▸ **THE PROBLEM**
Copy each line of the records that holds the string "relative".

▸ **MATERIAL TO PROCESS**
━━━━

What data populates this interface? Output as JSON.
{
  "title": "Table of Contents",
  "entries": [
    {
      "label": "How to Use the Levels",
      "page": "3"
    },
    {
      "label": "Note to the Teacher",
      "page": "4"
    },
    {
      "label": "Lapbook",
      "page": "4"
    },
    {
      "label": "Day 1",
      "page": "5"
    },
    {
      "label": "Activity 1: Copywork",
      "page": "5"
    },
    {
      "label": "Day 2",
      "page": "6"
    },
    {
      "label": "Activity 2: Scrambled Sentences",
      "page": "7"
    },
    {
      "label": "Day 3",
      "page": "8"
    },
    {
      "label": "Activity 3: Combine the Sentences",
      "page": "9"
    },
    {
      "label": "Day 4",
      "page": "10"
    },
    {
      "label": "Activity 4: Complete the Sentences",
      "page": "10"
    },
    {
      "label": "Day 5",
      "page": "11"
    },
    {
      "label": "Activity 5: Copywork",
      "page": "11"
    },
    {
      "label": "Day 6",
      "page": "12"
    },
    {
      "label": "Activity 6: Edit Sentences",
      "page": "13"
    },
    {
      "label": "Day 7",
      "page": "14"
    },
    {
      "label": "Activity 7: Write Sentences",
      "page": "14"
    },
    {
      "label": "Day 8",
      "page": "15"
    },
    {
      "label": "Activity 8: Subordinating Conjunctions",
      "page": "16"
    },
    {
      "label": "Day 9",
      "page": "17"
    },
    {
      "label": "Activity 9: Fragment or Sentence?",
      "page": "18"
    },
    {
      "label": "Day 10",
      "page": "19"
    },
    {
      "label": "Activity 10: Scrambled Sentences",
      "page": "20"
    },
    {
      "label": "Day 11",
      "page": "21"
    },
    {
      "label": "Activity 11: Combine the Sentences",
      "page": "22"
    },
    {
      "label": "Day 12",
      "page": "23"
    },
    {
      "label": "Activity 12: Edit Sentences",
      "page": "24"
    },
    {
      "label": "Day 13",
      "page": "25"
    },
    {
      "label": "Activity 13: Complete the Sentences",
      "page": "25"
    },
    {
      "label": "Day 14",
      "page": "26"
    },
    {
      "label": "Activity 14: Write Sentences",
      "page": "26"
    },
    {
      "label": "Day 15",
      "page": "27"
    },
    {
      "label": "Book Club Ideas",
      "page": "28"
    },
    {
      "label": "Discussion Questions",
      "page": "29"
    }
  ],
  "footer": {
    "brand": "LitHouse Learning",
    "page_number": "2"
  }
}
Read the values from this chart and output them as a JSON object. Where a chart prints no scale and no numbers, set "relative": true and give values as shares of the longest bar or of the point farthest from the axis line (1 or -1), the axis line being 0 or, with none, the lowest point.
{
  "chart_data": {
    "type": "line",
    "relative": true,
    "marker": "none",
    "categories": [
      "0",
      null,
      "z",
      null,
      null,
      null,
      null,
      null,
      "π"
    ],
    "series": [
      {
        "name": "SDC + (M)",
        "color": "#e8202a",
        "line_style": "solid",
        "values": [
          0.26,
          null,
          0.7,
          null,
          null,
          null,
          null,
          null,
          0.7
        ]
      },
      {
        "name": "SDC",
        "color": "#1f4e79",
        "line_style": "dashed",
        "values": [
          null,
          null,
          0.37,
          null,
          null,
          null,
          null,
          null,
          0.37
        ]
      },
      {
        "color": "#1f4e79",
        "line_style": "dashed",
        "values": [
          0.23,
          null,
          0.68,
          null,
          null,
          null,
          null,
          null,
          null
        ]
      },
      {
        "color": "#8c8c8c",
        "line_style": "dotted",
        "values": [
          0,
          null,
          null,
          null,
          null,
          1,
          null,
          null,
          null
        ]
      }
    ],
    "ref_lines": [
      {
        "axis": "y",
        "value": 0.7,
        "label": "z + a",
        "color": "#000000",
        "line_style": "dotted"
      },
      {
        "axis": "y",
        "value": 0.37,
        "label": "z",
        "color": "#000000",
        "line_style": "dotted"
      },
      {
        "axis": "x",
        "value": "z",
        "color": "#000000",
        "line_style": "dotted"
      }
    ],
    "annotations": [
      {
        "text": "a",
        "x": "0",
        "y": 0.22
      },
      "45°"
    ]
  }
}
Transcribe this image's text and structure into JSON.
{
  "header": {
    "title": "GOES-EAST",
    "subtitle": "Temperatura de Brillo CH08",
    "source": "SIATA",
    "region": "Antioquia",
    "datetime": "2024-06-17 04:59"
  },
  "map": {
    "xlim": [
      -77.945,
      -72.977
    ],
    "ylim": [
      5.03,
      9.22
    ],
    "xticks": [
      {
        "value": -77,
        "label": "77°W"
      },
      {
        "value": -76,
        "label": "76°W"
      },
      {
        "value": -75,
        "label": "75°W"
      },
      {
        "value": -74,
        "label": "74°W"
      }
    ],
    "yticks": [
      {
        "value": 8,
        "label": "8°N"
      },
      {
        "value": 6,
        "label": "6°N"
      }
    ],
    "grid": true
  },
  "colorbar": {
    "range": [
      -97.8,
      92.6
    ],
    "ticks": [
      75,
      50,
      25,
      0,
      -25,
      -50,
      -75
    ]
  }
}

━━━━

▸ **SOLUTION FOR THIS TASK**
Read the values from this chart and output them as a JSON object. Where a chart prints no scale and no numbers, set "relative": true and give values as shares of the longest bar or of the point farthest from the axis line (1 or -1), the axis line being 0 or, with none, the lowest point.
    "relative": true,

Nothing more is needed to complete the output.